Objective ::
Copy each of the entries below faithfully, setting aside any pictures.
____
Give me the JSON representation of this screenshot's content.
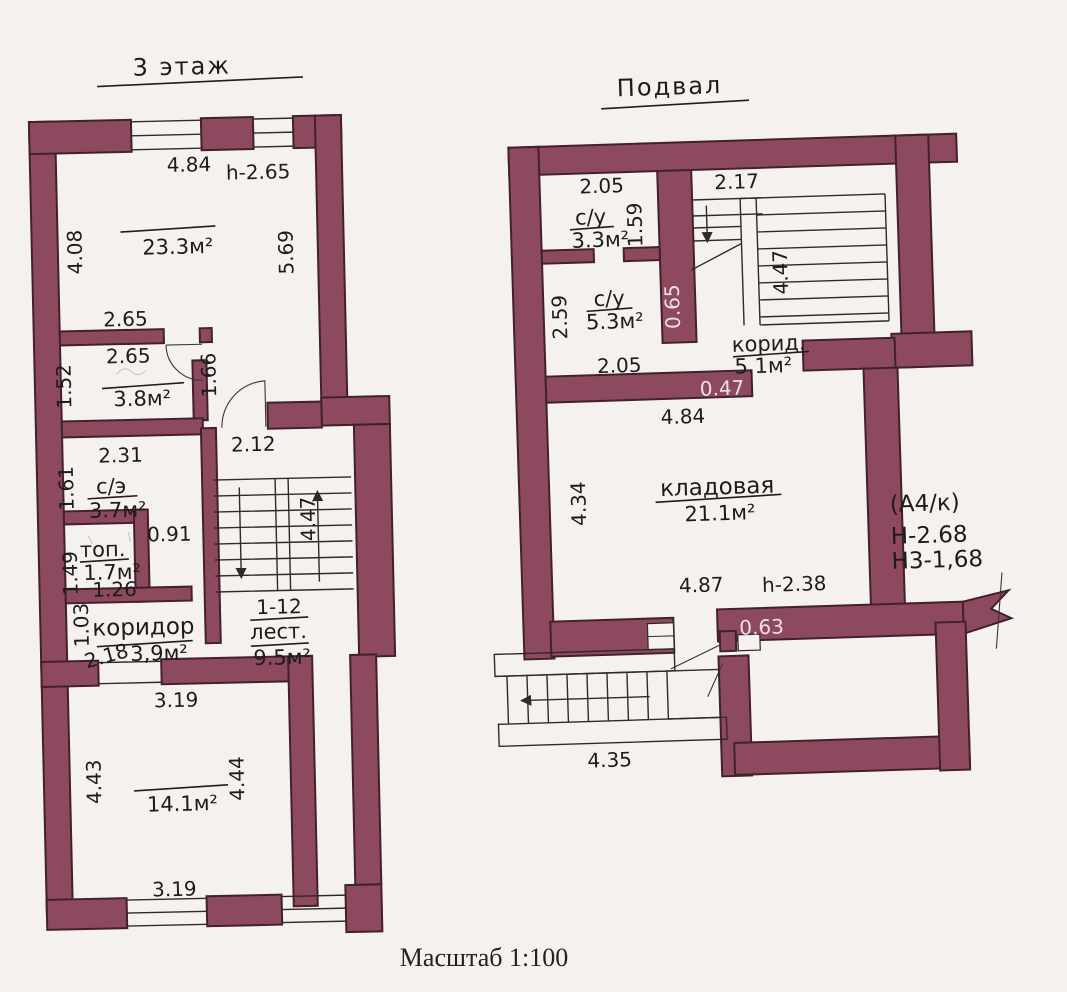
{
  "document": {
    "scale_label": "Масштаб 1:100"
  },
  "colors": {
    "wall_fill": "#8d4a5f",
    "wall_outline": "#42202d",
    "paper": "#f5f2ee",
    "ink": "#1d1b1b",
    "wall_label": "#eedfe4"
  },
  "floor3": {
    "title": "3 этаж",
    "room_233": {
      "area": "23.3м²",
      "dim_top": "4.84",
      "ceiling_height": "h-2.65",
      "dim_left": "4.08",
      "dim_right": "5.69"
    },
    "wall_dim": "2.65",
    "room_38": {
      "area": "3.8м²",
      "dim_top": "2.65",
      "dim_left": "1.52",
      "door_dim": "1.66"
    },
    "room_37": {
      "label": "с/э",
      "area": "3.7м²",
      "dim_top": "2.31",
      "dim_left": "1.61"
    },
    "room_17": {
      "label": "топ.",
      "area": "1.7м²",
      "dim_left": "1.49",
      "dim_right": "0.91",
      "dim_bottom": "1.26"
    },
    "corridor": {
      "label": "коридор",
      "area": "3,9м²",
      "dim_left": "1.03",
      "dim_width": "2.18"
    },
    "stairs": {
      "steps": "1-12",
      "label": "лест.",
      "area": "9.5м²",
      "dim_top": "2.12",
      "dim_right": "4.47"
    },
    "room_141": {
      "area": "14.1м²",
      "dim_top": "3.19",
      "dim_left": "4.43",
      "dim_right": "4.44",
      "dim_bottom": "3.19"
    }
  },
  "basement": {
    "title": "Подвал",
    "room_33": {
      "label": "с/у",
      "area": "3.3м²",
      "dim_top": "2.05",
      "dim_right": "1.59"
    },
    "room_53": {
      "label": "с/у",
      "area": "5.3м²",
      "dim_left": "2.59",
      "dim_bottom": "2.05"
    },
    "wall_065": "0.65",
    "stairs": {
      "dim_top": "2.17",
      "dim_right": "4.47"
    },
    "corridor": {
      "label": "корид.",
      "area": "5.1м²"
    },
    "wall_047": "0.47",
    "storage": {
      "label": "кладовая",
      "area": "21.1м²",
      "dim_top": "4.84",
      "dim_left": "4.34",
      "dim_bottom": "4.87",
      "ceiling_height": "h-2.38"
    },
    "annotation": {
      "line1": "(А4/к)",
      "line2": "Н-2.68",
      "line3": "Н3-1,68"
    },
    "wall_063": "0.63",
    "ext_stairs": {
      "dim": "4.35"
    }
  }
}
____
Complete answer ::
Give me the JSON representation of this screenshot's content.
{
  "document": {
    "scale_label": "Масштаб 1:100"
  },
  "colors": {
    "wall_fill": "#8d4a5f",
    "wall_outline": "#42202d",
    "paper": "#f5f2ee",
    "ink": "#1d1b1b",
    "wall_label": "#eedfe4"
  },
  "floor3": {
    "title": "3 этаж",
    "room_233": {
      "area": "23.3м²",
      "dim_top": "4.84",
      "ceiling_height": "h-2.65",
      "dim_left": "4.08",
      "dim_right": "5.69"
    },
    "wall_dim": "2.65",
    "room_38": {
      "area": "3.8м²",
      "dim_top": "2.65",
      "dim_left": "1.52",
      "door_dim": "1.66"
    },
    "room_37": {
      "label": "с/э",
      "area": "3.7м²",
      "dim_top": "2.31",
      "dim_left": "1.61"
    },
    "room_17": {
      "label": "топ.",
      "area": "1.7м²",
      "dim_left": "1.49",
      "dim_right": "0.91",
      "dim_bottom": "1.26"
    },
    "corridor": {
      "label": "коридор",
      "area": "3,9м²",
      "dim_left": "1.03",
      "dim_width": "2.18"
    },
    "stairs": {
      "steps": "1-12",
      "label": "лест.",
      "area": "9.5м²",
      "dim_top": "2.12",
      "dim_right": "4.47"
    },
    "room_141": {
      "area": "14.1м²",
      "dim_top": "3.19",
      "dim_left": "4.43",
      "dim_right": "4.44",
      "dim_bottom": "3.19"
    }
  },
  "basement": {
    "title": "Подвал",
    "room_33": {
      "label": "с/у",
      "area": "3.3м²",
      "dim_top": "2.05",
      "dim_right": "1.59"
    },
    "room_53": {
      "label": "с/у",
      "area": "5.3м²",
      "dim_left": "2.59",
      "dim_bottom": "2.05"
    },
    "wall_065": "0.65",
    "stairs": {
      "dim_top": "2.17",
      "dim_right": "4.47"
    },
    "corridor": {
      "label": "корид.",
      "area": "5.1м²"
    },
    "wall_047": "0.47",
    "storage": {
      "label": "кладовая",
      "area": "21.1м²",
      "dim_top": "4.84",
      "dim_left": "4.34",
      "dim_bottom": "4.87",
      "ceiling_height": "h-2.38"
    },
    "annotation": {
      "line1": "(А4/к)",
      "line2": "Н-2.68",
      "line3": "Н3-1,68"
    },
    "wall_063": "0.63",
    "ext_stairs": {
      "dim": "4.35"
    }
  }
}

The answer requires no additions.